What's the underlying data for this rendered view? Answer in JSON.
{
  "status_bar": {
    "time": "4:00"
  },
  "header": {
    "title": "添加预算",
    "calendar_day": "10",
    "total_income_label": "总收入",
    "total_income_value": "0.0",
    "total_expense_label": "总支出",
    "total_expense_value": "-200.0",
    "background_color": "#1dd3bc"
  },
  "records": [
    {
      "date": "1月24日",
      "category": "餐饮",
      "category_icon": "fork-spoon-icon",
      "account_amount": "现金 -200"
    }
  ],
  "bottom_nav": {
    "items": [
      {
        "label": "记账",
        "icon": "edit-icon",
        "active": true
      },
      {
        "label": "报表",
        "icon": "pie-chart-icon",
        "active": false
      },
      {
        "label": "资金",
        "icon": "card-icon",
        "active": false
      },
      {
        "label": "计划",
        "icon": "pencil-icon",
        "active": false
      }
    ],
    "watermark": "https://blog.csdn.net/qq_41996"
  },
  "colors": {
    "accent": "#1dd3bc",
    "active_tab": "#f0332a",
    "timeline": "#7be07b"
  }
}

*-*-*

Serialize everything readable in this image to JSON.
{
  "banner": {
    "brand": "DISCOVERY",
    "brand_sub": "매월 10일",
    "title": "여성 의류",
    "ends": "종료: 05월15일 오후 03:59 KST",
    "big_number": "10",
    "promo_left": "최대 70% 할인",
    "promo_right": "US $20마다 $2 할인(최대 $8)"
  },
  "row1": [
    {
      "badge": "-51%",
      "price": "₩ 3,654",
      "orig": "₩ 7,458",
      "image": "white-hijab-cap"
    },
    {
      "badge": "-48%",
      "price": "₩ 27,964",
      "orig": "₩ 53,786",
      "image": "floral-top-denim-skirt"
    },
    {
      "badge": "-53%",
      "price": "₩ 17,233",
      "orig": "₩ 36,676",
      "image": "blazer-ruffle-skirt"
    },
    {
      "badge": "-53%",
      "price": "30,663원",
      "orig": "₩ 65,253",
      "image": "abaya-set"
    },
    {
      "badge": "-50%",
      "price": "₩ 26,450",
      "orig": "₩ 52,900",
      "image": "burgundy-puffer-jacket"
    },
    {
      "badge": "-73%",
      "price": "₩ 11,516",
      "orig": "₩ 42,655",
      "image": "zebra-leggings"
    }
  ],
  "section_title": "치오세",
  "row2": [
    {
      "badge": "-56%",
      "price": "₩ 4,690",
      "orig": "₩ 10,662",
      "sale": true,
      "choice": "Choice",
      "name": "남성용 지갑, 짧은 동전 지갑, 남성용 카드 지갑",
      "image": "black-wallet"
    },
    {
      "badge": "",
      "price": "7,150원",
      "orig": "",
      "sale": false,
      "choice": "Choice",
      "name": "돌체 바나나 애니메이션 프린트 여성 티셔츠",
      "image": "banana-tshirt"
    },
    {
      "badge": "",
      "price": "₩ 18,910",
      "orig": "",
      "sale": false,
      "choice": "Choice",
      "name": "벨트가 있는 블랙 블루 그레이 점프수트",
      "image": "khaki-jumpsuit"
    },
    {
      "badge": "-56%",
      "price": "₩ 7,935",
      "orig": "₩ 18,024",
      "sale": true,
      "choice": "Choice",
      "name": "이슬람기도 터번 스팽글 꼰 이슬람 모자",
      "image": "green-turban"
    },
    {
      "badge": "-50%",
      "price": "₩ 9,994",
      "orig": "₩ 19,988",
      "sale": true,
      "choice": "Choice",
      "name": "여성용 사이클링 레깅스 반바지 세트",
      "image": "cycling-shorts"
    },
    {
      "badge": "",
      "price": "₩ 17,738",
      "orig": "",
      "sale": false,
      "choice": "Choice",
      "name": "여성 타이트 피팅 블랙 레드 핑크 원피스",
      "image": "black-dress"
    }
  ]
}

*-*-*

- [Your objective]: Pick out all the lines with the word "price" in them and copy them.

- [Output of the exercise]:
      "price": "₩ 3,654",
      "price": "₩ 27,964",
      "price": "₩ 17,233",
      "price": "30,663원",
      "price": "₩ 26,450",
      "price": "₩ 11,516",
      "price": "₩ 4,690",
      "price": "7,150원",
      "price": "₩ 18,910",
      "price": "₩ 7,935",
      "price": "₩ 9,994",
      "price": "₩ 17,738",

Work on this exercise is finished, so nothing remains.